======== Data to use ========

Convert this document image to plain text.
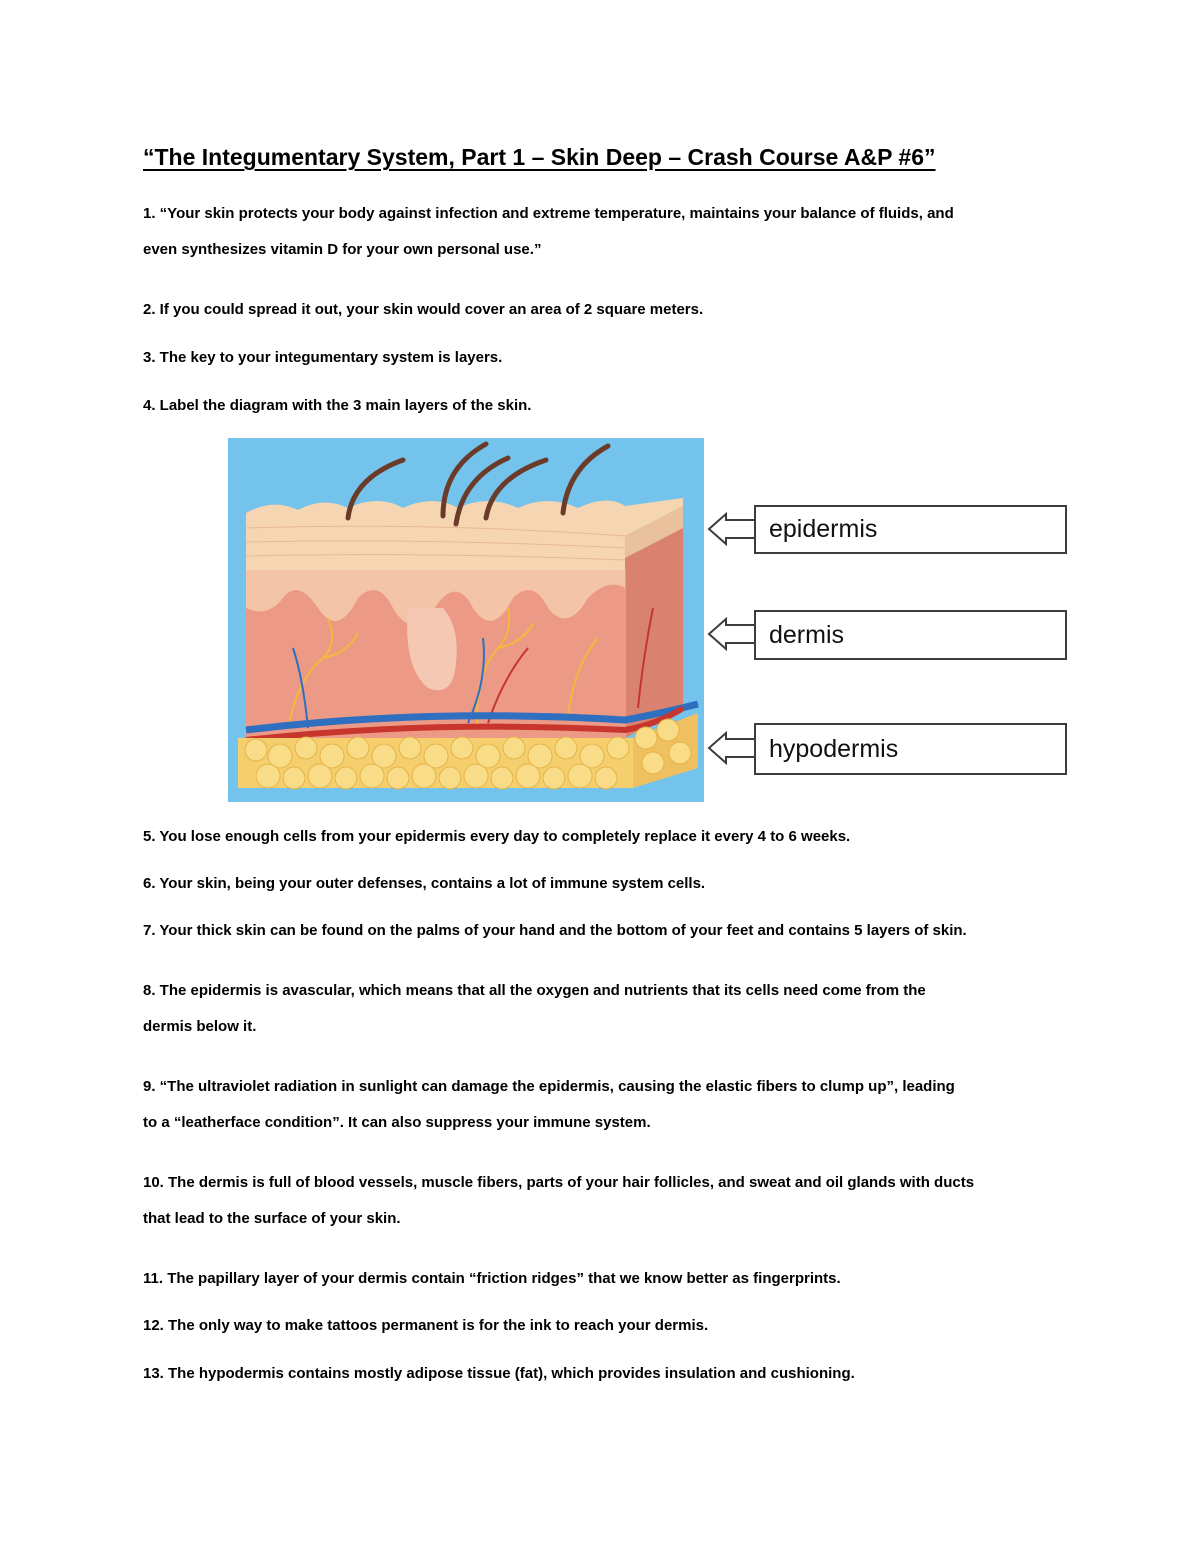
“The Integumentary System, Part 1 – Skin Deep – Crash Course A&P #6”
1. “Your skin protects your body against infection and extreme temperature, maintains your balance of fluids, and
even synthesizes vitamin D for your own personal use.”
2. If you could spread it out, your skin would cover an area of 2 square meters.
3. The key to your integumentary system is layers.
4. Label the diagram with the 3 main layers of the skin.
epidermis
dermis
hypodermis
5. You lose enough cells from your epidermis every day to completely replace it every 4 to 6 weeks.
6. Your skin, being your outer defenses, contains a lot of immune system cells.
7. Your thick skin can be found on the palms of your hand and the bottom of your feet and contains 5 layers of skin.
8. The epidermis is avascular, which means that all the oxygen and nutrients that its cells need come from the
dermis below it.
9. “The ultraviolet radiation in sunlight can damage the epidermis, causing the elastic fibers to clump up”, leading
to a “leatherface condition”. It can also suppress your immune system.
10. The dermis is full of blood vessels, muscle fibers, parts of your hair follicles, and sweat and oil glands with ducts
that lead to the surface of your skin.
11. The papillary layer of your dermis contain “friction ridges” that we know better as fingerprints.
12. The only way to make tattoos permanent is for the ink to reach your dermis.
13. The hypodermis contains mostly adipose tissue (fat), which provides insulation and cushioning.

========

Your task>
Hand back all the entries exactly, leaving out the pictures.

Response area>
Convert this document image to plain text.
“The Integumentary System, Part 1 – Skin Deep – Crash Course A&P #6”
1. “Your skin protects your body against infection and extreme temperature, maintains your balance of fluids, and
even synthesizes vitamin D for your own personal use.”
2. If you could spread it out, your skin would cover an area of 2 square meters.
3. The key to your integumentary system is layers.
4. Label the diagram with the 3 main layers of the skin.
epidermis
dermis
hypodermis
5. You lose enough cells from your epidermis every day to completely replace it every 4 to 6 weeks.
6. Your skin, being your outer defenses, contains a lot of immune system cells.
7. Your thick skin can be found on the palms of your hand and the bottom of your feet and contains 5 layers of skin.
8. The epidermis is avascular, which means that all the oxygen and nutrients that its cells need come from the
dermis below it.
9. “The ultraviolet radiation in sunlight can damage the epidermis, causing the elastic fibers to clump up”, leading
to a “leatherface condition”. It can also suppress your immune system.
10. The dermis is full of blood vessels, muscle fibers, parts of your hair follicles, and sweat and oil glands with ducts
that lead to the surface of your skin.
11. The papillary layer of your dermis contain “friction ridges” that we know better as fingerprints.
12. The only way to make tattoos permanent is for the ink to reach your dermis.
13. The hypodermis contains mostly adipose tissue (fat), which provides insulation and cushioning.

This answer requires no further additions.